◆ **A block of data**:
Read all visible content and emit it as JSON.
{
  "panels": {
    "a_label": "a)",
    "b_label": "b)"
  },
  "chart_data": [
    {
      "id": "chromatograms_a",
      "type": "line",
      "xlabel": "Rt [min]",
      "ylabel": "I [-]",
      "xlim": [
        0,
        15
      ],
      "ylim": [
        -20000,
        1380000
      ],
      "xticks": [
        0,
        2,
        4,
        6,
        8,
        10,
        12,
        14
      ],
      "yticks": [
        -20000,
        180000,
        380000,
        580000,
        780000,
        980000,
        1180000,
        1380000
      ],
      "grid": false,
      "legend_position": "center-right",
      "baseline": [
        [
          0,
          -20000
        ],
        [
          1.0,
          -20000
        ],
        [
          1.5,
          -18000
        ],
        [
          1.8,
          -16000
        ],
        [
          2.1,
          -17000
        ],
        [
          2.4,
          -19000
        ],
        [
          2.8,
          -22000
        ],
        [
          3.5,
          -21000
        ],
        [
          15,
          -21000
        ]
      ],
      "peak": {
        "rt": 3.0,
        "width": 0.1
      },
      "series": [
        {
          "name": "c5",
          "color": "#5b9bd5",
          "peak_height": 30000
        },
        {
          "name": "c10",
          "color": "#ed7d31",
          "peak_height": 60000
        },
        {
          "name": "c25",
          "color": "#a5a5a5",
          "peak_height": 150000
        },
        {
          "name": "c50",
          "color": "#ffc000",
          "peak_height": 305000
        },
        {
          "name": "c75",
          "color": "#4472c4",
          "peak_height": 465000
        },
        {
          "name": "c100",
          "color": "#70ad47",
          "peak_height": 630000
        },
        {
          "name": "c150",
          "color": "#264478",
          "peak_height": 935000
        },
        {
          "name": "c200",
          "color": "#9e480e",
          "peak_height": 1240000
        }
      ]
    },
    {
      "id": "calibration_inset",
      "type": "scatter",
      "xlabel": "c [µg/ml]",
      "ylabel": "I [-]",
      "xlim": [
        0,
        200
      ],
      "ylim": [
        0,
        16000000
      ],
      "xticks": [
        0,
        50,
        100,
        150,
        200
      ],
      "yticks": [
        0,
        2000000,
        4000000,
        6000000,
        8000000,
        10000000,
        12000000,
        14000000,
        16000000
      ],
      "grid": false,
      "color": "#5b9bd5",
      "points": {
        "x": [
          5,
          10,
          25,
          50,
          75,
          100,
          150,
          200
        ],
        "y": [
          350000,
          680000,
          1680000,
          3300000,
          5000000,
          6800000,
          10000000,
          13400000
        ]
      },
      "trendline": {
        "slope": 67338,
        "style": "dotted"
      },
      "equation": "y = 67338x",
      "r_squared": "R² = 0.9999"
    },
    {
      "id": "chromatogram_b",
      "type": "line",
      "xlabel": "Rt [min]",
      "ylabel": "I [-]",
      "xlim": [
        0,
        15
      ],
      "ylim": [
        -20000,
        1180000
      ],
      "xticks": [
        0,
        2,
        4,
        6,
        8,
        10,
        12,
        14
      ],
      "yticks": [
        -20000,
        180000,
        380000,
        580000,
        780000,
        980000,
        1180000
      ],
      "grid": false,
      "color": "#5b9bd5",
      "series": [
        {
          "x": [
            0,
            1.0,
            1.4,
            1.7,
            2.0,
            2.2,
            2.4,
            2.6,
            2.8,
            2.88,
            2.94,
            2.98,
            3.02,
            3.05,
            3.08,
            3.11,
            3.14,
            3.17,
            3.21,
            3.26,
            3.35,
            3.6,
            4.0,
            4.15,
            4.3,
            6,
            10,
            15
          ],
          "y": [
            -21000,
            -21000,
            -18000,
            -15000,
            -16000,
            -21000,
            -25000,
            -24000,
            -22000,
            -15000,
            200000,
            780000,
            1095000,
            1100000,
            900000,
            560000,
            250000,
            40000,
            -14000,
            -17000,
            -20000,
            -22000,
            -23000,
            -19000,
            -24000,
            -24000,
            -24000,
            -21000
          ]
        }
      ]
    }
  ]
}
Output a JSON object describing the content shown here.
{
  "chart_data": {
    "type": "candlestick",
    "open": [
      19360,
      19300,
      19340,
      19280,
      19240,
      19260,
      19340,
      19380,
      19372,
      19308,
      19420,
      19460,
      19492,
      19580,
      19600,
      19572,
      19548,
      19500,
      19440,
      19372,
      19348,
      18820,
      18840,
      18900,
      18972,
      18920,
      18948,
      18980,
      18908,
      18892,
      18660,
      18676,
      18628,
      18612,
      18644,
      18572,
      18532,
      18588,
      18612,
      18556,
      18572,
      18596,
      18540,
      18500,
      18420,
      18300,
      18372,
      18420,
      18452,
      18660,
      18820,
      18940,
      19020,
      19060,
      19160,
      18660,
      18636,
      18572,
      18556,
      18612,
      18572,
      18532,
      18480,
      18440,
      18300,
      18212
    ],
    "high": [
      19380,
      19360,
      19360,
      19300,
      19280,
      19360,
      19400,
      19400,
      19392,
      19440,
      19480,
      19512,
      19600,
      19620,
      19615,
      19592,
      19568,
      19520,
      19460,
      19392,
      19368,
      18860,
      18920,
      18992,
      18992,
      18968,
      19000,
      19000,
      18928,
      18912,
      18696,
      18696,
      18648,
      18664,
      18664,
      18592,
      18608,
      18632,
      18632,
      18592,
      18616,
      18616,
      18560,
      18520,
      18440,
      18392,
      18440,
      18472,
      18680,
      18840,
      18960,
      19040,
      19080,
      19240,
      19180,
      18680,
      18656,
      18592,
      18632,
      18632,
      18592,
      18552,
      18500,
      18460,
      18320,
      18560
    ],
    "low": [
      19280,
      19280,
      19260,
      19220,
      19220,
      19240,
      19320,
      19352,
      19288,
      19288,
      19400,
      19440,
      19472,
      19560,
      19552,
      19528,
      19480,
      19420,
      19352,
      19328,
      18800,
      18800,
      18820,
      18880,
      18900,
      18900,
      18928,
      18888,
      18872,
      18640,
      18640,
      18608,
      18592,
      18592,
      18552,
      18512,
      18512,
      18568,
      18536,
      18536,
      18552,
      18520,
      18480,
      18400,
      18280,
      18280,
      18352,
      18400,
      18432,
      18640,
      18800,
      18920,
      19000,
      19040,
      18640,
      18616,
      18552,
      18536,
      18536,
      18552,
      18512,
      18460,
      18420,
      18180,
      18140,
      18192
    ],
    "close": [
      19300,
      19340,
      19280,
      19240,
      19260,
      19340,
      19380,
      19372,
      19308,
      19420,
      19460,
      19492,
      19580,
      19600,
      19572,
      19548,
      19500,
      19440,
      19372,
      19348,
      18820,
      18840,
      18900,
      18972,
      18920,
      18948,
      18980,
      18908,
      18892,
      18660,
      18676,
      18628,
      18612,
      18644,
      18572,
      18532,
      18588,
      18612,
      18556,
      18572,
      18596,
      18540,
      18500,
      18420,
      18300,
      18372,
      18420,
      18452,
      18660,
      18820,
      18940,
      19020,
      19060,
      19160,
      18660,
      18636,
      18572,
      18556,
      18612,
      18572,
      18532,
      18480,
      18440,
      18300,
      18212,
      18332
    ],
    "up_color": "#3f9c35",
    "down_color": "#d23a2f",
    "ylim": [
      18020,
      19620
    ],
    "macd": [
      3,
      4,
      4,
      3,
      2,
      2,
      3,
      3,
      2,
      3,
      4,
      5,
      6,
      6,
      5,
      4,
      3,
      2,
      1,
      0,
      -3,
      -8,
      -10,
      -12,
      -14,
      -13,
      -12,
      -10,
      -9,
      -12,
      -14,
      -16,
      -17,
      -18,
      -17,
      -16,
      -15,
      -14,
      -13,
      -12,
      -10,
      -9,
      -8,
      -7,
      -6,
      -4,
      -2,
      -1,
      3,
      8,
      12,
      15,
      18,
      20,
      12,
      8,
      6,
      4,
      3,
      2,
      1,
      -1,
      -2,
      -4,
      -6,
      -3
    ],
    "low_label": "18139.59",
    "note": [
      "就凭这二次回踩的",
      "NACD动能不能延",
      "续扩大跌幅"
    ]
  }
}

◆ **DIRECTION**:
Go through the records above, find every line with the word "JSON", and list those lines.

◆ **ANSWER TO THIS PROBLEM**:
Read all visible content and emit it as JSON.
Output a JSON object describing the content shown here.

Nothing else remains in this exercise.